## INPUT FOR THIS TASK

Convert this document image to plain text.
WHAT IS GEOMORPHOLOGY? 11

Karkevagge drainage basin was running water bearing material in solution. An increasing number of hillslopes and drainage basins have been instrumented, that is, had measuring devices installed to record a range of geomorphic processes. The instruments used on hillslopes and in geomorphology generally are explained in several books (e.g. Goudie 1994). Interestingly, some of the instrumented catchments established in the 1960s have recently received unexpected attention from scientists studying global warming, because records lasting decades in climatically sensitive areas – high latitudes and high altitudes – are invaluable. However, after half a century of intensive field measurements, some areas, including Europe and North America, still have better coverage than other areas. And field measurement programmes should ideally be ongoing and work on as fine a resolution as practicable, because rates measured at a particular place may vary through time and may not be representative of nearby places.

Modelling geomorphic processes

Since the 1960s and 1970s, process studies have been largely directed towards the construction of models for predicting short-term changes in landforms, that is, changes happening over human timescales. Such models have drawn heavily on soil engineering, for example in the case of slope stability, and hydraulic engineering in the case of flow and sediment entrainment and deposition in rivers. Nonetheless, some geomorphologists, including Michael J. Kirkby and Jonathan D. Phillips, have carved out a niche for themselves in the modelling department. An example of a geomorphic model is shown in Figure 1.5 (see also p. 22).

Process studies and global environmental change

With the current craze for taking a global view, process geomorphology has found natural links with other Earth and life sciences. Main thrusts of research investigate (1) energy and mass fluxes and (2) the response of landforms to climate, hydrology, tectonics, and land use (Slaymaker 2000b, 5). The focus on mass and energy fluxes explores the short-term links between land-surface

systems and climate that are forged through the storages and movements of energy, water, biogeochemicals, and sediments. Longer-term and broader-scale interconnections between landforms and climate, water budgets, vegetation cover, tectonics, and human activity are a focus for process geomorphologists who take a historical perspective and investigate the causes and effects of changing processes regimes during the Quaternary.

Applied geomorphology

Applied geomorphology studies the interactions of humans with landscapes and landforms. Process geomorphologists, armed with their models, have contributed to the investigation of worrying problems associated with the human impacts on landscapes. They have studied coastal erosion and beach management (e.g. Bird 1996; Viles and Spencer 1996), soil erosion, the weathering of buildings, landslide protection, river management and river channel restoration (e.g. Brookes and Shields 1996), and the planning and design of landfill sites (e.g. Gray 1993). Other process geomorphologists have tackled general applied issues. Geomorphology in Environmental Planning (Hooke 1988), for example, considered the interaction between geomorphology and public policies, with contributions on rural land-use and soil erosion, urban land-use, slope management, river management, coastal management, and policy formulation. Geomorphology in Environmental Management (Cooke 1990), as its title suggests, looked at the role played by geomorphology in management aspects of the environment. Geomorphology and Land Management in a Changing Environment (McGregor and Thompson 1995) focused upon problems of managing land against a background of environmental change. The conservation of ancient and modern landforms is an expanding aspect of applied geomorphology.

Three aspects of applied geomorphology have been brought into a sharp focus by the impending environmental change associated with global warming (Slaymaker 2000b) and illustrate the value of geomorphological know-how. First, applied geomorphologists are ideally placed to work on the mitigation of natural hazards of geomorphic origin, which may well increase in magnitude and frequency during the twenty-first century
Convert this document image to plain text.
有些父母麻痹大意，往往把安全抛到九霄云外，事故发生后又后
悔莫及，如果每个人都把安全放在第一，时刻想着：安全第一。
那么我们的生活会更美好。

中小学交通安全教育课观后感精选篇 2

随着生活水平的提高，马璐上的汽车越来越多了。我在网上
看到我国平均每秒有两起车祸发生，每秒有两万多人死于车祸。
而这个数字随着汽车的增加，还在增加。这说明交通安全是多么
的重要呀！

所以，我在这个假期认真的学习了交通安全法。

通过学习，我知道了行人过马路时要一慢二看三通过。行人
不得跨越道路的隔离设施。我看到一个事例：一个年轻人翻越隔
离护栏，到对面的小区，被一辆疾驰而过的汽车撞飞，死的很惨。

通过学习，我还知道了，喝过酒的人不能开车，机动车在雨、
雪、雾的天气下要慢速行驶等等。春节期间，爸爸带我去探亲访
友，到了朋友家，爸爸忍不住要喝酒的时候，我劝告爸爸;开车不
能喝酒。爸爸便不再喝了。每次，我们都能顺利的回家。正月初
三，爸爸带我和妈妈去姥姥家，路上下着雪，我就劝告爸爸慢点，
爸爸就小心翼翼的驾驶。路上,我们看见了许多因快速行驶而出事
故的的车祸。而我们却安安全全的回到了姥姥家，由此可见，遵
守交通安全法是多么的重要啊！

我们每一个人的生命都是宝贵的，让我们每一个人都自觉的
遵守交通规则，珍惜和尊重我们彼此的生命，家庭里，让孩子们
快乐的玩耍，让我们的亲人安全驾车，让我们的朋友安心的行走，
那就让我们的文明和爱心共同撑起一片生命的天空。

## WHAT NEEDS TO BE DONE
Find the word "term" in the entries, and copy every line it shows up in.

## SOLUTION FOR THIS PROBLEM
Since the 1960s and 1970s, process studies have been largely directed towards the construction of models for predicting short-term changes in landforms, that is, changes happening over human timescales. Such models have drawn heavily on soil engineering, for example in the case of slope stability, and hydraulic engineering in the case of flow and sediment entrainment and deposition in rivers. Nonetheless, some geomorphologists, including Michael J. Kirkby and Jonathan D. Phillips, have carved out a niche for themselves in the modelling department. An example of a geomorphic model is shown in Figure 1.5 (see also p. 22).
With the current craze for taking a global view, process geomorphology has found natural links with other Earth and life sciences. Main thrusts of research investigate (1) energy and mass fluxes and (2) the response of landforms to climate, hydrology, tectonics, and land use (Slaymaker 2000b, 5). The focus on mass and energy fluxes explores the short-term links between land-surface
systems and climate that are forged through the storages and movements of energy, water, biogeochemicals, and sediments. Longer-term and broader-scale interconnections between landforms and climate, water budgets, vegetation cover, tectonics, and human activity are a focus for process geomorphologists who take a historical perspective and investigate the causes and effects of changing processes regimes during the Quaternary.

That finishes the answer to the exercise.